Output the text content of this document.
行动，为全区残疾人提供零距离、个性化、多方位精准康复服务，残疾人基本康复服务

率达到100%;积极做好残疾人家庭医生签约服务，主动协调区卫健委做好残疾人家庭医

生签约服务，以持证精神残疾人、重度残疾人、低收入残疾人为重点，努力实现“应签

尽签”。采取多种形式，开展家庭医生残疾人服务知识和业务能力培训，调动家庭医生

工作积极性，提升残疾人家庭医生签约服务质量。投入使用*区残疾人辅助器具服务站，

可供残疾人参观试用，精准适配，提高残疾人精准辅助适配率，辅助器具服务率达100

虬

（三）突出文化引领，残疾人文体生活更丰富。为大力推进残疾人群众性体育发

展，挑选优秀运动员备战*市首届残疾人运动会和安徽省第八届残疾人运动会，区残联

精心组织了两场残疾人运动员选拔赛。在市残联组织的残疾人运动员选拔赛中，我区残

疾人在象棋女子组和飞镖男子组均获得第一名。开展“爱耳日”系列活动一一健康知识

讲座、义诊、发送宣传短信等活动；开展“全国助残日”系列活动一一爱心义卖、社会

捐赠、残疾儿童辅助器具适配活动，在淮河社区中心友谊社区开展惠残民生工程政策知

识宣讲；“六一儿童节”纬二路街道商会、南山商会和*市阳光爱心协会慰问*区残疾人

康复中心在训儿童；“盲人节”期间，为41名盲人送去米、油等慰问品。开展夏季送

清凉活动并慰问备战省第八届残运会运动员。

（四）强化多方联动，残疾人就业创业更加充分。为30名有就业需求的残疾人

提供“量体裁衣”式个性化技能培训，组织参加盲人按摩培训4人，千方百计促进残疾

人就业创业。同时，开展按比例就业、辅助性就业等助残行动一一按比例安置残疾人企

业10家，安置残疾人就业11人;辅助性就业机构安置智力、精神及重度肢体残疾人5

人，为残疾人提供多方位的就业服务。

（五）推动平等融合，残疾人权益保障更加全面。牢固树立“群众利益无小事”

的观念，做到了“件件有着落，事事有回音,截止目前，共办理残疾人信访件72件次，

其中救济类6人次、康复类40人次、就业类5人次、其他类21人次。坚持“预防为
####
WRITTEN PROBLEM: Restate the listing in full, word for word.

TASK ANSWER:
Output the text content of this document.
行动，为全区残疾人提供零距离、个性化、多方位精准康复服务，残疾人基本康复服务

率达到100%;积极做好残疾人家庭医生签约服务，主动协调区卫健委做好残疾人家庭医

生签约服务，以持证精神残疾人、重度残疾人、低收入残疾人为重点，努力实现“应签

尽签”。采取多种形式，开展家庭医生残疾人服务知识和业务能力培训，调动家庭医生

工作积极性，提升残疾人家庭医生签约服务质量。投入使用*区残疾人辅助器具服务站，

可供残疾人参观试用，精准适配，提高残疾人精准辅助适配率，辅助器具服务率达100

虬

（三）突出文化引领，残疾人文体生活更丰富。为大力推进残疾人群众性体育发

展，挑选优秀运动员备战*市首届残疾人运动会和安徽省第八届残疾人运动会，区残联

精心组织了两场残疾人运动员选拔赛。在市残联组织的残疾人运动员选拔赛中，我区残

疾人在象棋女子组和飞镖男子组均获得第一名。开展“爱耳日”系列活动一一健康知识

讲座、义诊、发送宣传短信等活动；开展“全国助残日”系列活动一一爱心义卖、社会

捐赠、残疾儿童辅助器具适配活动，在淮河社区中心友谊社区开展惠残民生工程政策知

识宣讲；“六一儿童节”纬二路街道商会、南山商会和*市阳光爱心协会慰问*区残疾人

康复中心在训儿童；“盲人节”期间，为41名盲人送去米、油等慰问品。开展夏季送

清凉活动并慰问备战省第八届残运会运动员。

（四）强化多方联动，残疾人就业创业更加充分。为30名有就业需求的残疾人

提供“量体裁衣”式个性化技能培训，组织参加盲人按摩培训4人，千方百计促进残疾

人就业创业。同时，开展按比例就业、辅助性就业等助残行动一一按比例安置残疾人企

业10家，安置残疾人就业11人;辅助性就业机构安置智力、精神及重度肢体残疾人5

人，为残疾人提供多方位的就业服务。

（五）推动平等融合，残疾人权益保障更加全面。牢固树立“群众利益无小事”

的观念，做到了“件件有着落，事事有回音,截止目前，共办理残疾人信访件72件次，

其中救济类6人次、康复类40人次、就业类5人次、其他类21人次。坚持“预防为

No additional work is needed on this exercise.